The records below are to be copied word for word, with every picture left out.
§
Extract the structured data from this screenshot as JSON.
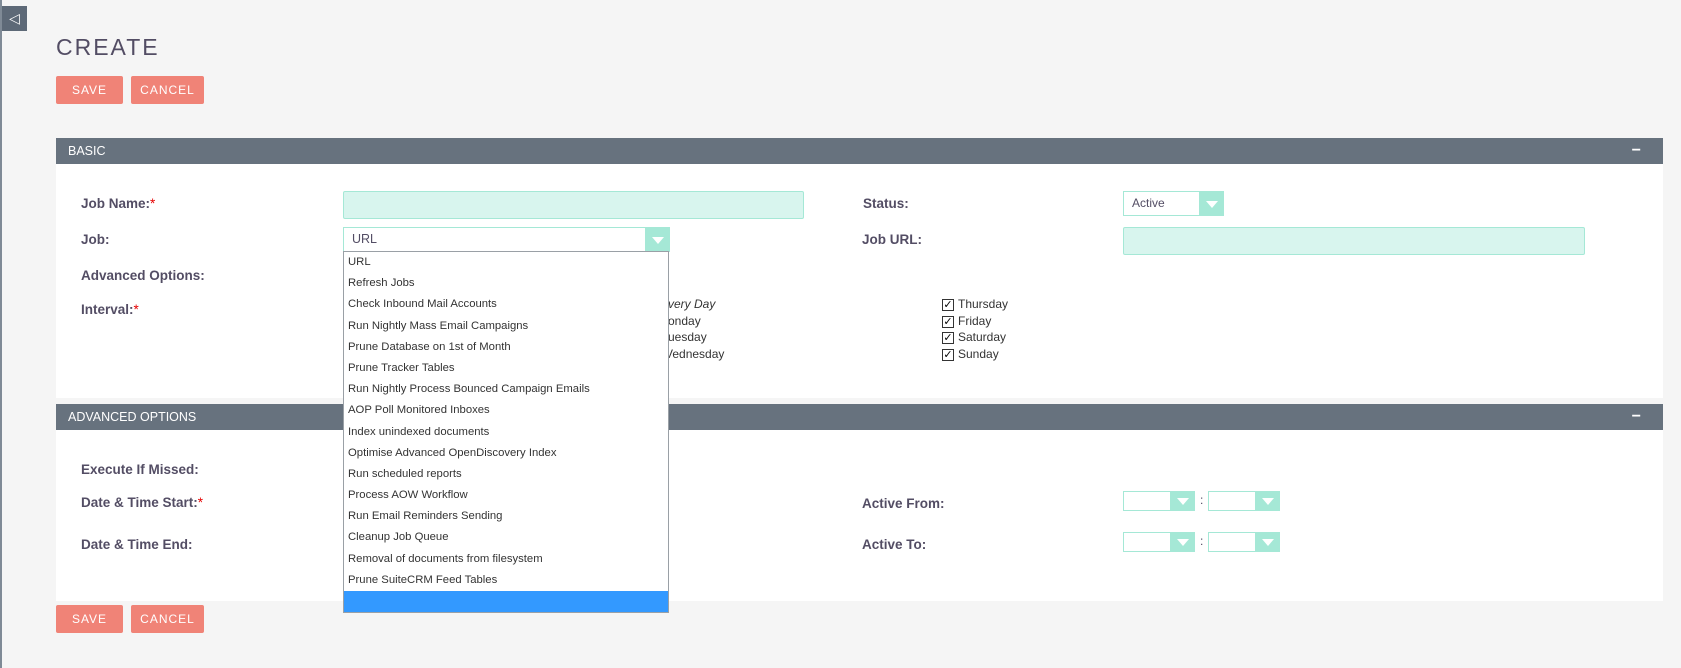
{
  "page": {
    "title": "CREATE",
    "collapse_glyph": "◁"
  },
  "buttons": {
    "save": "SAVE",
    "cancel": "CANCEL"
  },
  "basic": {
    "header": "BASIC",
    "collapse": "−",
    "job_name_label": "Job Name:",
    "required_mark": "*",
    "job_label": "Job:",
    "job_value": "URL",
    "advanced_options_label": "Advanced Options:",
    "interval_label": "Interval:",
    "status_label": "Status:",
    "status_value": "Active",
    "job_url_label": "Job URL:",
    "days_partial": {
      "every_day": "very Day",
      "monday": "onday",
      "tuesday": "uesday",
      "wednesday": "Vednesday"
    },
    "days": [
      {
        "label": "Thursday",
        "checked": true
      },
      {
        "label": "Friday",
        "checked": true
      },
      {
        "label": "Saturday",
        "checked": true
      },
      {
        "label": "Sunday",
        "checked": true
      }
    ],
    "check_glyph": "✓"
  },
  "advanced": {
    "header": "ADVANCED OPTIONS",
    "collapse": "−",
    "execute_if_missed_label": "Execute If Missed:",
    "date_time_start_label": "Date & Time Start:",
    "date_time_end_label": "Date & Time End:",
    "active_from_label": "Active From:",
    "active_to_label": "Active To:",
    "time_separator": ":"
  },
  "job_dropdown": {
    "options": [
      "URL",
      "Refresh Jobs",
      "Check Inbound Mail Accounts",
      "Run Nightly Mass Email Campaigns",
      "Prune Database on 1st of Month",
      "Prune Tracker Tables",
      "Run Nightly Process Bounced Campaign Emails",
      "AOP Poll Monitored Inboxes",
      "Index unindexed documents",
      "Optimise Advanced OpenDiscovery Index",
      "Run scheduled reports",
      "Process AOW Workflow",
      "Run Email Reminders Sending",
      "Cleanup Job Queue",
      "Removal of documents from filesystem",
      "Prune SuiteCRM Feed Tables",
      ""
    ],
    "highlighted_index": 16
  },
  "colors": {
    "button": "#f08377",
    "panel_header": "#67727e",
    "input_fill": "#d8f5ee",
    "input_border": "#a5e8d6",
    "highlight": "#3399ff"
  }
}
§
- Complete output -
Extract the structured data from this screenshot as JSON.
{
  "page": {
    "title": "CREATE",
    "collapse_glyph": "◁"
  },
  "buttons": {
    "save": "SAVE",
    "cancel": "CANCEL"
  },
  "basic": {
    "header": "BASIC",
    "collapse": "−",
    "job_name_label": "Job Name:",
    "required_mark": "*",
    "job_label": "Job:",
    "job_value": "URL",
    "advanced_options_label": "Advanced Options:",
    "interval_label": "Interval:",
    "status_label": "Status:",
    "status_value": "Active",
    "job_url_label": "Job URL:",
    "days_partial": {
      "every_day": "very Day",
      "monday": "onday",
      "tuesday": "uesday",
      "wednesday": "Vednesday"
    },
    "days": [
      {
        "label": "Thursday",
        "checked": true
      },
      {
        "label": "Friday",
        "checked": true
      },
      {
        "label": "Saturday",
        "checked": true
      },
      {
        "label": "Sunday",
        "checked": true
      }
    ],
    "check_glyph": "✓"
  },
  "advanced": {
    "header": "ADVANCED OPTIONS",
    "collapse": "−",
    "execute_if_missed_label": "Execute If Missed:",
    "date_time_start_label": "Date & Time Start:",
    "date_time_end_label": "Date & Time End:",
    "active_from_label": "Active From:",
    "active_to_label": "Active To:",
    "time_separator": ":"
  },
  "job_dropdown": {
    "options": [
      "URL",
      "Refresh Jobs",
      "Check Inbound Mail Accounts",
      "Run Nightly Mass Email Campaigns",
      "Prune Database on 1st of Month",
      "Prune Tracker Tables",
      "Run Nightly Process Bounced Campaign Emails",
      "AOP Poll Monitored Inboxes",
      "Index unindexed documents",
      "Optimise Advanced OpenDiscovery Index",
      "Run scheduled reports",
      "Process AOW Workflow",
      "Run Email Reminders Sending",
      "Cleanup Job Queue",
      "Removal of documents from filesystem",
      "Prune SuiteCRM Feed Tables",
      ""
    ],
    "highlighted_index": 16
  },
  "colors": {
    "button": "#f08377",
    "panel_header": "#67727e",
    "input_fill": "#d8f5ee",
    "input_border": "#a5e8d6",
    "highlight": "#3399ff"
  }
}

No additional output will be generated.